▶ Problem to work on: Set down each line of the material that follows, exactly, with no pictures.

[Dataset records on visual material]
:::::
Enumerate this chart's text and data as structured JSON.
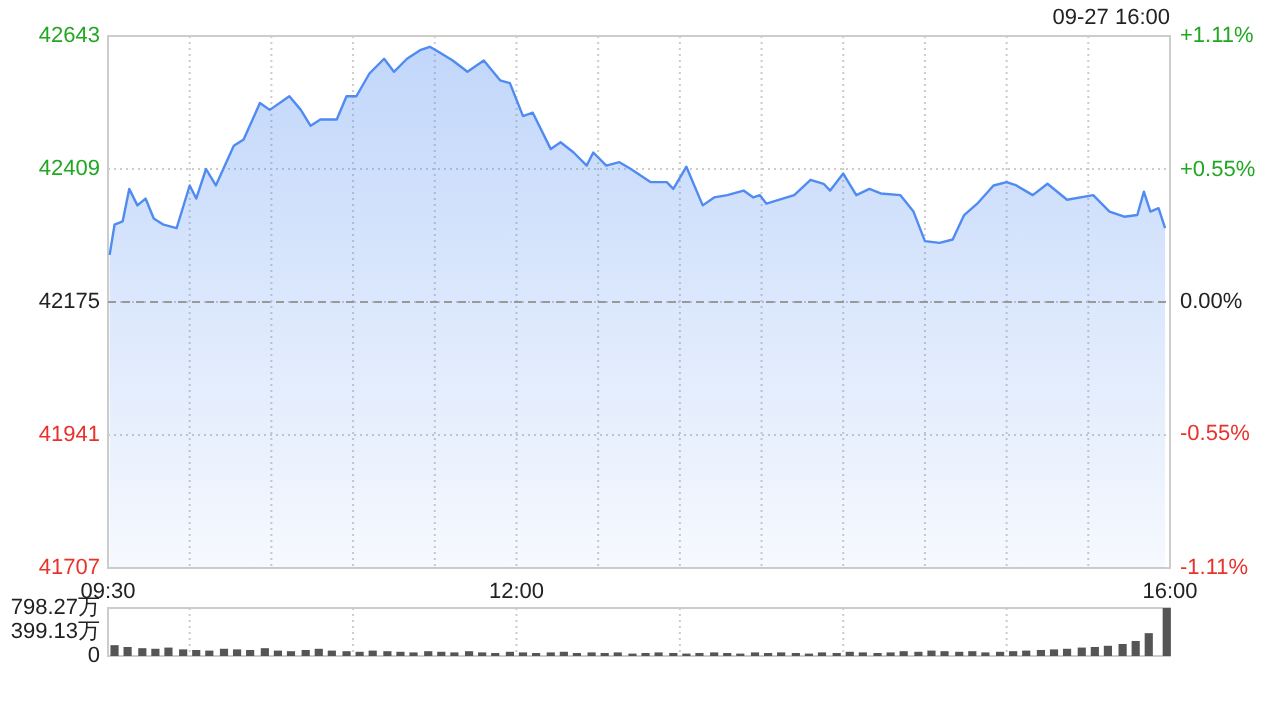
{
  "chart_data": [
    {
      "type": "area",
      "color": "#4f8bf2",
      "x": [
        9.51,
        9.54,
        9.59,
        9.63,
        9.68,
        9.73,
        9.78,
        9.84,
        9.92,
        10.0,
        10.04,
        10.1,
        10.16,
        10.27,
        10.33,
        10.43,
        10.49,
        10.61,
        10.68,
        10.74,
        10.8,
        10.9,
        10.96,
        11.02,
        11.1,
        11.19,
        11.25,
        11.33,
        11.41,
        11.47,
        11.53,
        11.61,
        11.7,
        11.8,
        11.9,
        11.96,
        12.04,
        12.1,
        12.21,
        12.27,
        12.35,
        12.43,
        12.47,
        12.55,
        12.63,
        12.7,
        12.82,
        12.92,
        12.96,
        13.04,
        13.14,
        13.21,
        13.29,
        13.39,
        13.45,
        13.49,
        13.53,
        13.61,
        13.7,
        13.8,
        13.88,
        13.92,
        14.0,
        14.08,
        14.16,
        14.23,
        14.35,
        14.43,
        14.5,
        14.59,
        14.67,
        14.74,
        14.82,
        14.92,
        15.0,
        15.06,
        15.16,
        15.25,
        15.37,
        15.53,
        15.63,
        15.72,
        15.8,
        15.84,
        15.88,
        15.93,
        15.97
      ],
      "values": [
        42258,
        42311,
        42317,
        42374,
        42345,
        42357,
        42322,
        42311,
        42305,
        42380,
        42357,
        42409,
        42380,
        42450,
        42461,
        42525,
        42513,
        42537,
        42513,
        42485,
        42496,
        42496,
        42537,
        42537,
        42577,
        42603,
        42580,
        42603,
        42618,
        42624,
        42614,
        42600,
        42580,
        42600,
        42565,
        42560,
        42502,
        42508,
        42444,
        42456,
        42438,
        42415,
        42438,
        42415,
        42421,
        42409,
        42386,
        42386,
        42374,
        42413,
        42345,
        42359,
        42363,
        42371,
        42359,
        42363,
        42348,
        42355,
        42363,
        42390,
        42383,
        42371,
        42401,
        42363,
        42374,
        42366,
        42363,
        42334,
        42282,
        42279,
        42285,
        42328,
        42348,
        42380,
        42386,
        42380,
        42363,
        42383,
        42355,
        42363,
        42334,
        42325,
        42328,
        42369,
        42334,
        42340,
        42305
      ],
      "xlim": [
        9.5,
        16
      ],
      "xticks": [
        {
          "value": 9.5,
          "label": "09:30"
        },
        {
          "value": 10,
          "label": null
        },
        {
          "value": 10.5,
          "label": null
        },
        {
          "value": 11,
          "label": null
        },
        {
          "value": 11.5,
          "label": null
        },
        {
          "value": 12,
          "label": "12:00"
        },
        {
          "value": 12.5,
          "label": null
        },
        {
          "value": 13,
          "label": null
        },
        {
          "value": 13.5,
          "label": null
        },
        {
          "value": 14,
          "label": null
        },
        {
          "value": 14.5,
          "label": null
        },
        {
          "value": 15,
          "label": null
        },
        {
          "value": 15.5,
          "label": null
        },
        {
          "value": 16,
          "label": "16:00"
        }
      ],
      "ylim": [
        41707,
        42643
      ],
      "yticks": [
        41707,
        41941,
        42175,
        42409,
        42643
      ],
      "y2lim": [
        -1.11,
        1.11
      ],
      "y2ticks": [
        {
          "value": -1.11,
          "label": "-1.11%"
        },
        {
          "value": -0.55,
          "label": "-0.55%"
        },
        {
          "value": 0,
          "label": "0.00%"
        },
        {
          "value": 0.55,
          "label": "+0.55%"
        },
        {
          "value": 1.11,
          "label": "+1.11%"
        }
      ],
      "ref_lines": [
        {
          "axis": "y",
          "value": 42175,
          "color": "#999999",
          "line_style": "dashed"
        }
      ],
      "grid": true,
      "annotations": [
        "09-27 16:00"
      ]
    },
    {
      "type": "bar",
      "color": "#555555",
      "x": [
        9.54,
        9.62,
        9.71,
        9.79,
        9.87,
        9.96,
        10.04,
        10.12,
        10.21,
        10.29,
        10.37,
        10.46,
        10.54,
        10.62,
        10.71,
        10.79,
        10.87,
        10.96,
        11.04,
        11.12,
        11.21,
        11.29,
        11.37,
        11.46,
        11.54,
        11.62,
        11.71,
        11.79,
        11.87,
        11.96,
        12.04,
        12.12,
        12.21,
        12.29,
        12.37,
        12.46,
        12.54,
        12.62,
        12.71,
        12.79,
        12.87,
        12.96,
        13.04,
        13.12,
        13.21,
        13.29,
        13.37,
        13.46,
        13.54,
        13.62,
        13.71,
        13.79,
        13.87,
        13.96,
        14.04,
        14.12,
        14.21,
        14.29,
        14.37,
        14.46,
        14.54,
        14.62,
        14.71,
        14.79,
        14.87,
        14.96,
        15.04,
        15.12,
        15.21,
        15.29,
        15.37,
        15.46,
        15.54,
        15.62,
        15.71,
        15.79,
        15.87,
        15.98
      ],
      "values": [
        180,
        150,
        130,
        120,
        140,
        110,
        100,
        90,
        120,
        110,
        100,
        130,
        90,
        80,
        100,
        120,
        90,
        80,
        70,
        90,
        80,
        70,
        60,
        80,
        70,
        60,
        80,
        60,
        50,
        70,
        60,
        50,
        60,
        70,
        50,
        60,
        50,
        60,
        40,
        50,
        60,
        50,
        40,
        50,
        60,
        50,
        40,
        60,
        50,
        60,
        50,
        40,
        60,
        50,
        70,
        60,
        50,
        60,
        80,
        70,
        90,
        80,
        70,
        80,
        60,
        70,
        80,
        90,
        100,
        110,
        120,
        140,
        150,
        170,
        200,
        250,
        380,
        798.27
      ],
      "xlim": [
        9.5,
        16
      ],
      "xticks": [
        {
          "value": 10,
          "label": null
        },
        {
          "value": 11,
          "label": null
        },
        {
          "value": 12,
          "label": null
        },
        {
          "value": 13,
          "label": null
        },
        {
          "value": 14,
          "label": null
        },
        {
          "value": 15,
          "label": null
        }
      ],
      "ylim": [
        0,
        798.27
      ],
      "yticks": [
        0,
        {
          "value": 399.13,
          "label": "399.13万"
        },
        {
          "value": 798.27,
          "label": "798.27万"
        }
      ],
      "tick_labels": "y",
      "grid": "x"
    }
  ]
}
:::::
▶ Full response:
Enumerate this chart's text and data as structured JSON.
{
  "chart_data": [
    {
      "type": "area",
      "color": "#4f8bf2",
      "x": [
        9.51,
        9.54,
        9.59,
        9.63,
        9.68,
        9.73,
        9.78,
        9.84,
        9.92,
        10.0,
        10.04,
        10.1,
        10.16,
        10.27,
        10.33,
        10.43,
        10.49,
        10.61,
        10.68,
        10.74,
        10.8,
        10.9,
        10.96,
        11.02,
        11.1,
        11.19,
        11.25,
        11.33,
        11.41,
        11.47,
        11.53,
        11.61,
        11.7,
        11.8,
        11.9,
        11.96,
        12.04,
        12.1,
        12.21,
        12.27,
        12.35,
        12.43,
        12.47,
        12.55,
        12.63,
        12.7,
        12.82,
        12.92,
        12.96,
        13.04,
        13.14,
        13.21,
        13.29,
        13.39,
        13.45,
        13.49,
        13.53,
        13.61,
        13.7,
        13.8,
        13.88,
        13.92,
        14.0,
        14.08,
        14.16,
        14.23,
        14.35,
        14.43,
        14.5,
        14.59,
        14.67,
        14.74,
        14.82,
        14.92,
        15.0,
        15.06,
        15.16,
        15.25,
        15.37,
        15.53,
        15.63,
        15.72,
        15.8,
        15.84,
        15.88,
        15.93,
        15.97
      ],
      "values": [
        42258,
        42311,
        42317,
        42374,
        42345,
        42357,
        42322,
        42311,
        42305,
        42380,
        42357,
        42409,
        42380,
        42450,
        42461,
        42525,
        42513,
        42537,
        42513,
        42485,
        42496,
        42496,
        42537,
        42537,
        42577,
        42603,
        42580,
        42603,
        42618,
        42624,
        42614,
        42600,
        42580,
        42600,
        42565,
        42560,
        42502,
        42508,
        42444,
        42456,
        42438,
        42415,
        42438,
        42415,
        42421,
        42409,
        42386,
        42386,
        42374,
        42413,
        42345,
        42359,
        42363,
        42371,
        42359,
        42363,
        42348,
        42355,
        42363,
        42390,
        42383,
        42371,
        42401,
        42363,
        42374,
        42366,
        42363,
        42334,
        42282,
        42279,
        42285,
        42328,
        42348,
        42380,
        42386,
        42380,
        42363,
        42383,
        42355,
        42363,
        42334,
        42325,
        42328,
        42369,
        42334,
        42340,
        42305
      ],
      "xlim": [
        9.5,
        16
      ],
      "xticks": [
        {
          "value": 9.5,
          "label": "09:30"
        },
        {
          "value": 10,
          "label": null
        },
        {
          "value": 10.5,
          "label": null
        },
        {
          "value": 11,
          "label": null
        },
        {
          "value": 11.5,
          "label": null
        },
        {
          "value": 12,
          "label": "12:00"
        },
        {
          "value": 12.5,
          "label": null
        },
        {
          "value": 13,
          "label": null
        },
        {
          "value": 13.5,
          "label": null
        },
        {
          "value": 14,
          "label": null
        },
        {
          "value": 14.5,
          "label": null
        },
        {
          "value": 15,
          "label": null
        },
        {
          "value": 15.5,
          "label": null
        },
        {
          "value": 16,
          "label": "16:00"
        }
      ],
      "ylim": [
        41707,
        42643
      ],
      "yticks": [
        41707,
        41941,
        42175,
        42409,
        42643
      ],
      "y2lim": [
        -1.11,
        1.11
      ],
      "y2ticks": [
        {
          "value": -1.11,
          "label": "-1.11%"
        },
        {
          "value": -0.55,
          "label": "-0.55%"
        },
        {
          "value": 0,
          "label": "0.00%"
        },
        {
          "value": 0.55,
          "label": "+0.55%"
        },
        {
          "value": 1.11,
          "label": "+1.11%"
        }
      ],
      "ref_lines": [
        {
          "axis": "y",
          "value": 42175,
          "color": "#999999",
          "line_style": "dashed"
        }
      ],
      "grid": true,
      "annotations": [
        "09-27 16:00"
      ]
    },
    {
      "type": "bar",
      "color": "#555555",
      "x": [
        9.54,
        9.62,
        9.71,
        9.79,
        9.87,
        9.96,
        10.04,
        10.12,
        10.21,
        10.29,
        10.37,
        10.46,
        10.54,
        10.62,
        10.71,
        10.79,
        10.87,
        10.96,
        11.04,
        11.12,
        11.21,
        11.29,
        11.37,
        11.46,
        11.54,
        11.62,
        11.71,
        11.79,
        11.87,
        11.96,
        12.04,
        12.12,
        12.21,
        12.29,
        12.37,
        12.46,
        12.54,
        12.62,
        12.71,
        12.79,
        12.87,
        12.96,
        13.04,
        13.12,
        13.21,
        13.29,
        13.37,
        13.46,
        13.54,
        13.62,
        13.71,
        13.79,
        13.87,
        13.96,
        14.04,
        14.12,
        14.21,
        14.29,
        14.37,
        14.46,
        14.54,
        14.62,
        14.71,
        14.79,
        14.87,
        14.96,
        15.04,
        15.12,
        15.21,
        15.29,
        15.37,
        15.46,
        15.54,
        15.62,
        15.71,
        15.79,
        15.87,
        15.98
      ],
      "values": [
        180,
        150,
        130,
        120,
        140,
        110,
        100,
        90,
        120,
        110,
        100,
        130,
        90,
        80,
        100,
        120,
        90,
        80,
        70,
        90,
        80,
        70,
        60,
        80,
        70,
        60,
        80,
        60,
        50,
        70,
        60,
        50,
        60,
        70,
        50,
        60,
        50,
        60,
        40,
        50,
        60,
        50,
        40,
        50,
        60,
        50,
        40,
        60,
        50,
        60,
        50,
        40,
        60,
        50,
        70,
        60,
        50,
        60,
        80,
        70,
        90,
        80,
        70,
        80,
        60,
        70,
        80,
        90,
        100,
        110,
        120,
        140,
        150,
        170,
        200,
        250,
        380,
        798.27
      ],
      "xlim": [
        9.5,
        16
      ],
      "xticks": [
        {
          "value": 10,
          "label": null
        },
        {
          "value": 11,
          "label": null
        },
        {
          "value": 12,
          "label": null
        },
        {
          "value": 13,
          "label": null
        },
        {
          "value": 14,
          "label": null
        },
        {
          "value": 15,
          "label": null
        }
      ],
      "ylim": [
        0,
        798.27
      ],
      "yticks": [
        0,
        {
          "value": 399.13,
          "label": "399.13万"
        },
        {
          "value": 798.27,
          "label": "798.27万"
        }
      ],
      "tick_labels": "y",
      "grid": "x"
    }
  ]
}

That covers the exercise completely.